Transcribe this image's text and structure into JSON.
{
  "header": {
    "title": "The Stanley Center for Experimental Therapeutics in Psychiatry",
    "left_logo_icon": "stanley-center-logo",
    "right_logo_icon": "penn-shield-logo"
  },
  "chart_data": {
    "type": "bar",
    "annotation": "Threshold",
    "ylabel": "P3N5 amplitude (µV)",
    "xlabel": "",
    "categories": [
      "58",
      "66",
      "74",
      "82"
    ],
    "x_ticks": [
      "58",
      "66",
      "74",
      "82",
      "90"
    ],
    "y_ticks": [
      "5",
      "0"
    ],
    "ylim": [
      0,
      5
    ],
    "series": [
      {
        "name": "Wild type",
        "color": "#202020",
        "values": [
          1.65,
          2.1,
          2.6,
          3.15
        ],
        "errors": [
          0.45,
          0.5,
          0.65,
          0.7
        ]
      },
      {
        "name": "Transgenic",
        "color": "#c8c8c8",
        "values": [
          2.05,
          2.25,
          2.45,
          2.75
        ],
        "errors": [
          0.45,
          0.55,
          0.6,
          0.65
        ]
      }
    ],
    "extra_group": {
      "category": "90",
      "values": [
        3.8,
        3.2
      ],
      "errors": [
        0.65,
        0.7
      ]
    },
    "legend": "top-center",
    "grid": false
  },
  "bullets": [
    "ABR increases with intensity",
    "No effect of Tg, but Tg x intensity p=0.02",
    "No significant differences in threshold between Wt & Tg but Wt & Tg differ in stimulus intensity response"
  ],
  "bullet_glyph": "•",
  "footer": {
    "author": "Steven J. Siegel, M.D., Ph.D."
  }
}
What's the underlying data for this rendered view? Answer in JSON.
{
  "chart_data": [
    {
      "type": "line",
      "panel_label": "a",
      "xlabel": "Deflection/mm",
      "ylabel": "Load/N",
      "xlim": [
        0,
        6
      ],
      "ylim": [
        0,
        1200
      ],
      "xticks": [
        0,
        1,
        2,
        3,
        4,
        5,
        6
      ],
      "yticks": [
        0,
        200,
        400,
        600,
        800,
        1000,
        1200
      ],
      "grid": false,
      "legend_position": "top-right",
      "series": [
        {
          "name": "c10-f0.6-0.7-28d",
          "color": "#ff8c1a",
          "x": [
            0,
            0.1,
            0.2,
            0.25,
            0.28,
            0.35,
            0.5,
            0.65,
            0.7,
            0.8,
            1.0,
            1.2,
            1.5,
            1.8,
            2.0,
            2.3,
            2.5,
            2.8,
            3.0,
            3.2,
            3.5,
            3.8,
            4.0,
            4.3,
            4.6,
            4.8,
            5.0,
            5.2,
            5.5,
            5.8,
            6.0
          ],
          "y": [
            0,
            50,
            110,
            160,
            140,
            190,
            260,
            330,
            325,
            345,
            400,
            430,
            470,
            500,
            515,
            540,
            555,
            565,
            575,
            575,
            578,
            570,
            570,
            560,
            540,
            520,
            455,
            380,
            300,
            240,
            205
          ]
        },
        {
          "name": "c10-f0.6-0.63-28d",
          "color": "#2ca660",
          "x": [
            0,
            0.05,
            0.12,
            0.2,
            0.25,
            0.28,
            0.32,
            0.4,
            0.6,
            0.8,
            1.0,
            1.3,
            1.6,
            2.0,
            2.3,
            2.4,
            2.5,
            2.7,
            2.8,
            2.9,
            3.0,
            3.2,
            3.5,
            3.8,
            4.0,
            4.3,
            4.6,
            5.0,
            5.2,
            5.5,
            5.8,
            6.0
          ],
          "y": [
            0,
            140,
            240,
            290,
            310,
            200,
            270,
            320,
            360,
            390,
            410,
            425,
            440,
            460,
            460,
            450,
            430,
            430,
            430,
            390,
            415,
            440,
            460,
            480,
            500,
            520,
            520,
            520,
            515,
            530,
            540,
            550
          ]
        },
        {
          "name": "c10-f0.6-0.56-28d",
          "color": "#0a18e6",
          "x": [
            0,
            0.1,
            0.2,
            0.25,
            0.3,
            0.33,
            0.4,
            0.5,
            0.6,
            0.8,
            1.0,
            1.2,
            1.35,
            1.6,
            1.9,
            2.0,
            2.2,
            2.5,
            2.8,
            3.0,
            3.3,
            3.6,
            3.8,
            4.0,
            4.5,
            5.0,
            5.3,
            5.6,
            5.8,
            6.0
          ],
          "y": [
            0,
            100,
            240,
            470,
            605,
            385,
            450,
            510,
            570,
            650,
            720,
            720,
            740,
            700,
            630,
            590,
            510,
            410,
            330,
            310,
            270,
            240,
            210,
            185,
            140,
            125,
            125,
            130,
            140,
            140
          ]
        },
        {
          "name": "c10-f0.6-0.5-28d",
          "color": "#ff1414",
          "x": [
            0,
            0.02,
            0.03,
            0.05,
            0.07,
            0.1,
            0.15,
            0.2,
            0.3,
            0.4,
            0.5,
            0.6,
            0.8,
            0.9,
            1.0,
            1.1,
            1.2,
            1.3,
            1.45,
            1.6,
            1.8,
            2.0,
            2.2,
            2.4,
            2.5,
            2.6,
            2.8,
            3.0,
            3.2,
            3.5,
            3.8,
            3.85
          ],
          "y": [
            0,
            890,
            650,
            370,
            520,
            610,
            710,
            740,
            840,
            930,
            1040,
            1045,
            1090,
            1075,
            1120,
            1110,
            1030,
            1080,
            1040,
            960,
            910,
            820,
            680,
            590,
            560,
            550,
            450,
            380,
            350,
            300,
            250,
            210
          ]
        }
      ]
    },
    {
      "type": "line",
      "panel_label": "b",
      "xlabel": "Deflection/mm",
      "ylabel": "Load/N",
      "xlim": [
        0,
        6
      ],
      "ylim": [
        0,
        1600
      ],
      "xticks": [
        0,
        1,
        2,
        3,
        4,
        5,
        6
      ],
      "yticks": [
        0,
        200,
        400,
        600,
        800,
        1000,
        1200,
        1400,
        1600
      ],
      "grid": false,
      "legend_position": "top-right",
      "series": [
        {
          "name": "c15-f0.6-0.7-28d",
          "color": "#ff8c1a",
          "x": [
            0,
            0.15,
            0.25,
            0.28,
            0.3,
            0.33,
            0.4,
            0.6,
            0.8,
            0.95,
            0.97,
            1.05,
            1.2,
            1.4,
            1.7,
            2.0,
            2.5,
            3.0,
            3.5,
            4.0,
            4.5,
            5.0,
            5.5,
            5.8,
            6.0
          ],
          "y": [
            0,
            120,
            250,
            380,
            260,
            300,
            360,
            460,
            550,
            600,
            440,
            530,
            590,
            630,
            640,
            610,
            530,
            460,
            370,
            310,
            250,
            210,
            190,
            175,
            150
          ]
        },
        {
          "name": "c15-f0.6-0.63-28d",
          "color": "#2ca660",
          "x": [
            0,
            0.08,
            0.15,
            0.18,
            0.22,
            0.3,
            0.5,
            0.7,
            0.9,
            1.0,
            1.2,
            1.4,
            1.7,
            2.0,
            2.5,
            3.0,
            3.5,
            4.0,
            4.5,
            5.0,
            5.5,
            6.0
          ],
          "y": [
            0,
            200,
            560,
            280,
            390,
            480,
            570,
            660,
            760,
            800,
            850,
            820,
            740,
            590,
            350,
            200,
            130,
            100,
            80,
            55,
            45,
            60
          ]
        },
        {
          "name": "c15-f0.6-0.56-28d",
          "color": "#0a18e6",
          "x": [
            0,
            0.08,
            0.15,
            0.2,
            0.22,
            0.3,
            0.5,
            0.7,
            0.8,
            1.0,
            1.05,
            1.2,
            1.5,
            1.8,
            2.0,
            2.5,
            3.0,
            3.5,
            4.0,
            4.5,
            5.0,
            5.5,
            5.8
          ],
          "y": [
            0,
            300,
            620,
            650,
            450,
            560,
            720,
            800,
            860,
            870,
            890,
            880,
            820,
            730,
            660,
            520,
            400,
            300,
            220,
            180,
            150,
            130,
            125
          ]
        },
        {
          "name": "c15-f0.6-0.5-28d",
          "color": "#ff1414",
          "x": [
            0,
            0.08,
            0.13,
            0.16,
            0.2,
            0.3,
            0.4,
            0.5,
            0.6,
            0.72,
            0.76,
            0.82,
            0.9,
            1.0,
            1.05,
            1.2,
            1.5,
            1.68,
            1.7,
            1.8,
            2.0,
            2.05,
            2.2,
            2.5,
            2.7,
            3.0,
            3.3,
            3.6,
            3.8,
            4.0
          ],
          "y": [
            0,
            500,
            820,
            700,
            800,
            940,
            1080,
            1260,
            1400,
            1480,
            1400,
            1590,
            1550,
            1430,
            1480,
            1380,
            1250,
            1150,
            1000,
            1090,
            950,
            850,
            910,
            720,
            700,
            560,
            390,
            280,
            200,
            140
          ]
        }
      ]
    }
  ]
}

□ □ □ □

Objective
Copy each line of the data that contains the word "name".

Expected answer
        "name": "Wild type",
        "name": "Transgenic",
          "name": "c10-f0.6-0.7-28d",
          "name": "c10-f0.6-0.63-28d",
          "name": "c10-f0.6-0.56-28d",
          "name": "c10-f0.6-0.5-28d",
          "name": "c15-f0.6-0.7-28d",
          "name": "c15-f0.6-0.63-28d",
          "name": "c15-f0.6-0.56-28d",
          "name": "c15-f0.6-0.5-28d",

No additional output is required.